### STATED PROBLEM
Retype the listing that follows, word for word.

### DATA PROVIDED
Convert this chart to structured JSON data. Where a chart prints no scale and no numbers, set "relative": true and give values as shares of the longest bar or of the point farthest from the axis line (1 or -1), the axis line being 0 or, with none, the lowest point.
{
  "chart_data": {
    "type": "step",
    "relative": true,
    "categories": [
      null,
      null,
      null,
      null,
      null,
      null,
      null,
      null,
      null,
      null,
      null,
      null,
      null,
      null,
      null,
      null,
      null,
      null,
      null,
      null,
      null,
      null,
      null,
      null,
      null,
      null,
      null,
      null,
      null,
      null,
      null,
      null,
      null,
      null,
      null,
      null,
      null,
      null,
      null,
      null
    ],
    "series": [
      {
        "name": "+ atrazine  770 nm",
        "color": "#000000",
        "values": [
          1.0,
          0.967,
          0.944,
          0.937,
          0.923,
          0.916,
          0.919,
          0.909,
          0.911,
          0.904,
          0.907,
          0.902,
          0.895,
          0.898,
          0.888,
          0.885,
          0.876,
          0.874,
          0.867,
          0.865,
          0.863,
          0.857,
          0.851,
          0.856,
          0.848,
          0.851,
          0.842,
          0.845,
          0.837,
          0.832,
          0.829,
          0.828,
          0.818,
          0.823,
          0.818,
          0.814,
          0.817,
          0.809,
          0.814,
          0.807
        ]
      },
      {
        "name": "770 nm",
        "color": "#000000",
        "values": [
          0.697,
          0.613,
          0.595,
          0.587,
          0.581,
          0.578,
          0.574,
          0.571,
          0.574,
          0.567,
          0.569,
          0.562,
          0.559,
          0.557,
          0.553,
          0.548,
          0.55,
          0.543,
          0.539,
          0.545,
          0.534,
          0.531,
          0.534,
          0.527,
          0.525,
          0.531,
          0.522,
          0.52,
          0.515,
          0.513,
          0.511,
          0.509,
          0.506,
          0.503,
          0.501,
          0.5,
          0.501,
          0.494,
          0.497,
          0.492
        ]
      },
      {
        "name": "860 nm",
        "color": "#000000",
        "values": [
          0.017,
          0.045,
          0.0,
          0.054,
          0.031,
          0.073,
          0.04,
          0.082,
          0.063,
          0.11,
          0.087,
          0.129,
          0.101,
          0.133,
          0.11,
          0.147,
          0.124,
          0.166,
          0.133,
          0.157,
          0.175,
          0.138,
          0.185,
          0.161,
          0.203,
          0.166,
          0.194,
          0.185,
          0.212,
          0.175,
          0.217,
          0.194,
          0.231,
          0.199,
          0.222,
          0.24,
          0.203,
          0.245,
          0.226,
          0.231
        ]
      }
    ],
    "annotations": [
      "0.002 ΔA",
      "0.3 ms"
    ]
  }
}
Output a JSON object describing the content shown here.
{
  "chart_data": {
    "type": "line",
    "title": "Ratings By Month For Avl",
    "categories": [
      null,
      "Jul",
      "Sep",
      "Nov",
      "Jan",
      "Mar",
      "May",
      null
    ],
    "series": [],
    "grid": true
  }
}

### ANSWER TO THIS TASK
Convert this chart to structured JSON data. Where a chart prints no scale and no numbers, set "relative": true and give values as shares of the longest bar or of the point farthest from the axis line (1 or -1), the axis line being 0 or, with none, the lowest point.
{
  "chart_data": {
    "type": "step",
    "relative": true,
    "categories": [
      null,
      null,
      null,
      null,
      null,
      null,
      null,
      null,
      null,
      null,
      null,
      null,
      null,
      null,
      null,
      null,
      null,
      null,
      null,
      null,
      null,
      null,
      null,
      null,
      null,
      null,
      null,
      null,
      null,
      null,
      null,
      null,
      null,
      null,
      null,
      null,
      null,
      null,
      null,
      null
    ],
    "series": [
      {
        "name": "+ atrazine  770 nm",
        "color": "#000000",
        "values": [
          1.0,
          0.967,
          0.944,
          0.937,
          0.923,
          0.916,
          0.919,
          0.909,
          0.911,
          0.904,
          0.907,
          0.902,
          0.895,
          0.898,
          0.888,
          0.885,
          0.876,
          0.874,
          0.867,
          0.865,
          0.863,
          0.857,
          0.851,
          0.856,
          0.848,
          0.851,
          0.842,
          0.845,
          0.837,
          0.832,
          0.829,
          0.828,
          0.818,
          0.823,
          0.818,
          0.814,
          0.817,
          0.809,
          0.814,
          0.807
        ]
      },
      {
        "name": "770 nm",
        "color": "#000000",
        "values": [
          0.697,
          0.613,
          0.595,
          0.587,
          0.581,
          0.578,
          0.574,
          0.571,
          0.574,
          0.567,
          0.569,
          0.562,
          0.559,
          0.557,
          0.553,
          0.548,
          0.55,
          0.543,
          0.539,
          0.545,
          0.534,
          0.531,
          0.534,
          0.527,
          0.525,
          0.531,
          0.522,
          0.52,
          0.515,
          0.513,
          0.511,
          0.509,
          0.506,
          0.503,
          0.501,
          0.5,
          0.501,
          0.494,
          0.497,
          0.492
        ]
      },
      {
        "name": "860 nm",
        "color": "#000000",
        "values": [
          0.017,
          0.045,
          0.0,
          0.054,
          0.031,
          0.073,
          0.04,
          0.082,
          0.063,
          0.11,
          0.087,
          0.129,
          0.101,
          0.133,
          0.11,
          0.147,
          0.124,
          0.166,
          0.133,
          0.157,
          0.175,
          0.138,
          0.185,
          0.161,
          0.203,
          0.166,
          0.194,
          0.185,
          0.212,
          0.175,
          0.217,
          0.194,
          0.231,
          0.199,
          0.222,
          0.24,
          0.203,
          0.245,
          0.226,
          0.231
        ]
      }
    ],
    "annotations": [
      "0.002 ΔA",
      "0.3 ms"
    ]
  }
}
Output a JSON object describing the content shown here.
{
  "chart_data": {
    "type": "line",
    "title": "Ratings By Month For Avl",
    "categories": [
      null,
      "Jul",
      "Sep",
      "Nov",
      "Jan",
      "Mar",
      "May",
      null
    ],
    "series": [],
    "grid": true
  }
}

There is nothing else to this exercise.